Repeat all of the data precisely.

::::::::

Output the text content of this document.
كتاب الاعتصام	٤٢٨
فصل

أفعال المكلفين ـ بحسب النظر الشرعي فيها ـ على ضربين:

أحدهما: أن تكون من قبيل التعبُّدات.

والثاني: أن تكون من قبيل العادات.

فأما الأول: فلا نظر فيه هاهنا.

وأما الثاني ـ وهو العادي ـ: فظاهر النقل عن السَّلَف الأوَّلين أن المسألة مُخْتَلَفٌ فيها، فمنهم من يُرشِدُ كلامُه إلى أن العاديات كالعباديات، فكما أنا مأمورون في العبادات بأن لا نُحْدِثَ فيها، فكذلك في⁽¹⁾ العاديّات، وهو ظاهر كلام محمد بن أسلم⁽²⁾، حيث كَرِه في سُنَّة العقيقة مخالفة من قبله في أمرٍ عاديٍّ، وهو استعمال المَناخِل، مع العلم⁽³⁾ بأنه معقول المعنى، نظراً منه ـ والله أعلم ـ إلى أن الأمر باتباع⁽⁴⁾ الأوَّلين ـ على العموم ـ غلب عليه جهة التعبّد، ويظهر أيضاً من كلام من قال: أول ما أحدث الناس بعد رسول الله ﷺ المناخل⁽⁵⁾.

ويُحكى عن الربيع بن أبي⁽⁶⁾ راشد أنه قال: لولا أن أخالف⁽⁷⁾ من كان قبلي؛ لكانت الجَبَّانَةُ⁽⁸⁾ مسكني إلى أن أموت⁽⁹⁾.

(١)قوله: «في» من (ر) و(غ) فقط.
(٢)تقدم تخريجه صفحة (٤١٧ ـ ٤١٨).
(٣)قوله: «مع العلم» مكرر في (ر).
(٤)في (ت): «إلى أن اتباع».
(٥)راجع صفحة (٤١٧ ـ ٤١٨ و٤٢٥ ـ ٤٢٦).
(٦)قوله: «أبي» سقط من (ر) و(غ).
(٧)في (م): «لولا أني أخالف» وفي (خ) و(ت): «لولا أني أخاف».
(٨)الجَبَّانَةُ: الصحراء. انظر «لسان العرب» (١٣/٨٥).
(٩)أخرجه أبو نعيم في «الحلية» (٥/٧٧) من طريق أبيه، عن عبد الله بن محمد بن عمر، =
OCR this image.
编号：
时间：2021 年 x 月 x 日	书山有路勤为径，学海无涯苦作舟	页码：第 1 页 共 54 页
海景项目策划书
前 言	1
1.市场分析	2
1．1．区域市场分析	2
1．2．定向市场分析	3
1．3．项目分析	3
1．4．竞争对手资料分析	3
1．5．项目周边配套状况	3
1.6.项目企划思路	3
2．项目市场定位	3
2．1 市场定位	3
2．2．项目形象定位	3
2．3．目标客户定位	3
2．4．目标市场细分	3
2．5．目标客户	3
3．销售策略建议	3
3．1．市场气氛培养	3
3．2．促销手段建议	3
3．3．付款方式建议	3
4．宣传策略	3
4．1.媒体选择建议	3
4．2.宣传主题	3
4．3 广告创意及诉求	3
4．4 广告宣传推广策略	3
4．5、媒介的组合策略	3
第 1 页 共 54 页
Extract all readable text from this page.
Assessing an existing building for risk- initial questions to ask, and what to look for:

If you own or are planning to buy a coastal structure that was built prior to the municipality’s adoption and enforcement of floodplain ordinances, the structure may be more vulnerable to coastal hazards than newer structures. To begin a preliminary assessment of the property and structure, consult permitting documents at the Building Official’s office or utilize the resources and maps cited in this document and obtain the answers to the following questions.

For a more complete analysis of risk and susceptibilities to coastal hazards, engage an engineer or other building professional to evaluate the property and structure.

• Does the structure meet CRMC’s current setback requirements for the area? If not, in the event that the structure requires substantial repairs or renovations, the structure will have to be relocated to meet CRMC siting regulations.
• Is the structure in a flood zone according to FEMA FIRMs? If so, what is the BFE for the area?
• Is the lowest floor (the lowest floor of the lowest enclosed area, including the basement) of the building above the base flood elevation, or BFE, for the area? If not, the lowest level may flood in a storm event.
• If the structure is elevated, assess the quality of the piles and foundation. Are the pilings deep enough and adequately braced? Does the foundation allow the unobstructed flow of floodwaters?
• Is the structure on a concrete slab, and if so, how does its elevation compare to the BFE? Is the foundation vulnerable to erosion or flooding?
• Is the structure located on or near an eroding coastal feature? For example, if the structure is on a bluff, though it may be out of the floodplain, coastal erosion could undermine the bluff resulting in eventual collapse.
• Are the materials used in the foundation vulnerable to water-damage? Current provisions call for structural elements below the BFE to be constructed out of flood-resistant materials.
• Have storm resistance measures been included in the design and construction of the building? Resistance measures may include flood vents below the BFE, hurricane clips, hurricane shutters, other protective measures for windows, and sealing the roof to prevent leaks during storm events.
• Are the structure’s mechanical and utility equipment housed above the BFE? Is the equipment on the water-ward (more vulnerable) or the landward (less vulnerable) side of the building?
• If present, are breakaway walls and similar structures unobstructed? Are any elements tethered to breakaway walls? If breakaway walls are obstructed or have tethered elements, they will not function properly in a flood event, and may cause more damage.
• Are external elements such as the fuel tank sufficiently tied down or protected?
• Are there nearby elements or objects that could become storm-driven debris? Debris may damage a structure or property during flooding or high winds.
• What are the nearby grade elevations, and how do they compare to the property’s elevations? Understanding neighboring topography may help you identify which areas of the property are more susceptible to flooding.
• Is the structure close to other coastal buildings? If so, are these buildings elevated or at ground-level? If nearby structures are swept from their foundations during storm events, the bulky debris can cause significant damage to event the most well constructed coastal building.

::::::::

# Output:
Output the text content of this document.
كتاب الاعتصام	٤٢٨
فصل

أفعال المكلفين ـ بحسب النظر الشرعي فيها ـ على ضربين:

أحدهما: أن تكون من قبيل التعبُّدات.

والثاني: أن تكون من قبيل العادات.

فأما الأول: فلا نظر فيه هاهنا.

وأما الثاني ـ وهو العادي ـ: فظاهر النقل عن السَّلَف الأوَّلين أن المسألة مُخْتَلَفٌ فيها، فمنهم من يُرشِدُ كلامُه إلى أن العاديات كالعباديات، فكما أنا مأمورون في العبادات بأن لا نُحْدِثَ فيها، فكذلك في⁽¹⁾ العاديّات، وهو ظاهر كلام محمد بن أسلم⁽²⁾، حيث كَرِه في سُنَّة العقيقة مخالفة من قبله في أمرٍ عاديٍّ، وهو استعمال المَناخِل، مع العلم⁽³⁾ بأنه معقول المعنى، نظراً منه ـ والله أعلم ـ إلى أن الأمر باتباع⁽⁴⁾ الأوَّلين ـ على العموم ـ غلب عليه جهة التعبّد، ويظهر أيضاً من كلام من قال: أول ما أحدث الناس بعد رسول الله ﷺ المناخل⁽⁵⁾.

ويُحكى عن الربيع بن أبي⁽⁶⁾ راشد أنه قال: لولا أن أخالف⁽⁷⁾ من كان قبلي؛ لكانت الجَبَّانَةُ⁽⁸⁾ مسكني إلى أن أموت⁽⁹⁾.

(١)قوله: «في» من (ر) و(غ) فقط.
(٢)تقدم تخريجه صفحة (٤١٧ ـ ٤١٨).
(٣)قوله: «مع العلم» مكرر في (ر).
(٤)في (ت): «إلى أن اتباع».
(٥)راجع صفحة (٤١٧ ـ ٤١٨ و٤٢٥ ـ ٤٢٦).
(٦)قوله: «أبي» سقط من (ر) و(غ).
(٧)في (م): «لولا أني أخالف» وفي (خ) و(ت): «لولا أني أخاف».
(٨)الجَبَّانَةُ: الصحراء. انظر «لسان العرب» (١٣/٨٥).
(٩)أخرجه أبو نعيم في «الحلية» (٥/٧٧) من طريق أبيه، عن عبد الله بن محمد بن عمر، =
OCR this image.
编号：
时间：2021 年 x 月 x 日	书山有路勤为径，学海无涯苦作舟	页码：第 1 页 共 54 页
海景项目策划书
前 言	1
1.市场分析	2
1．1．区域市场分析	2
1．2．定向市场分析	3
1．3．项目分析	3
1．4．竞争对手资料分析	3
1．5．项目周边配套状况	3
1.6.项目企划思路	3
2．项目市场定位	3
2．1 市场定位	3
2．2．项目形象定位	3
2．3．目标客户定位	3
2．4．目标市场细分	3
2．5．目标客户	3
3．销售策略建议	3
3．1．市场气氛培养	3
3．2．促销手段建议	3
3．3．付款方式建议	3
4．宣传策略	3
4．1.媒体选择建议	3
4．2.宣传主题	3
4．3 广告创意及诉求	3
4．4 广告宣传推广策略	3
4．5、媒介的组合策略	3
第 1 页 共 54 页
Extract all readable text from this page.
Assessing an existing building for risk- initial questions to ask, and what to look for:

If you own or are planning to buy a coastal structure that was built prior to the municipality’s adoption and enforcement of floodplain ordinances, the structure may be more vulnerable to coastal hazards than newer structures. To begin a preliminary assessment of the property and structure, consult permitting documents at the Building Official’s office or utilize the resources and maps cited in this document and obtain the answers to the following questions.

For a more complete analysis of risk and susceptibilities to coastal hazards, engage an engineer or other building professional to evaluate the property and structure.

• Does the structure meet CRMC’s current setback requirements for the area? If not, in the event that the structure requires substantial repairs or renovations, the structure will have to be relocated to meet CRMC siting regulations.
• Is the structure in a flood zone according to FEMA FIRMs? If so, what is the BFE for the area?
• Is the lowest floor (the lowest floor of the lowest enclosed area, including the basement) of the building above the base flood elevation, or BFE, for the area? If not, the lowest level may flood in a storm event.
• If the structure is elevated, assess the quality of the piles and foundation. Are the pilings deep enough and adequately braced? Does the foundation allow the unobstructed flow of floodwaters?
• Is the structure on a concrete slab, and if so, how does its elevation compare to the BFE? Is the foundation vulnerable to erosion or flooding?
• Is the structure located on or near an eroding coastal feature? For example, if the structure is on a bluff, though it may be out of the floodplain, coastal erosion could undermine the bluff resulting in eventual collapse.
• Are the materials used in the foundation vulnerable to water-damage? Current provisions call for structural elements below the BFE to be constructed out of flood-resistant materials.
• Have storm resistance measures been included in the design and construction of the building? Resistance measures may include flood vents below the BFE, hurricane clips, hurricane shutters, other protective measures for windows, and sealing the roof to prevent leaks during storm events.
• Are the structure’s mechanical and utility equipment housed above the BFE? Is the equipment on the water-ward (more vulnerable) or the landward (less vulnerable) side of the building?
• If present, are breakaway walls and similar structures unobstructed? Are any elements tethered to breakaway walls? If breakaway walls are obstructed or have tethered elements, they will not function properly in a flood event, and may cause more damage.
• Are external elements such as the fuel tank sufficiently tied down or protected?
• Are there nearby elements or objects that could become storm-driven debris? Debris may damage a structure or property during flooding or high winds.
• What are the nearby grade elevations, and how do they compare to the property’s elevations? Understanding neighboring topography may help you identify which areas of the property are more susceptible to flooding.
• Is the structure close to other coastal buildings? If so, are these buildings elevated or at ground-level? If nearby structures are swept from their foundations during storm events, the bulky debris can cause significant damage to event the most well constructed coastal building.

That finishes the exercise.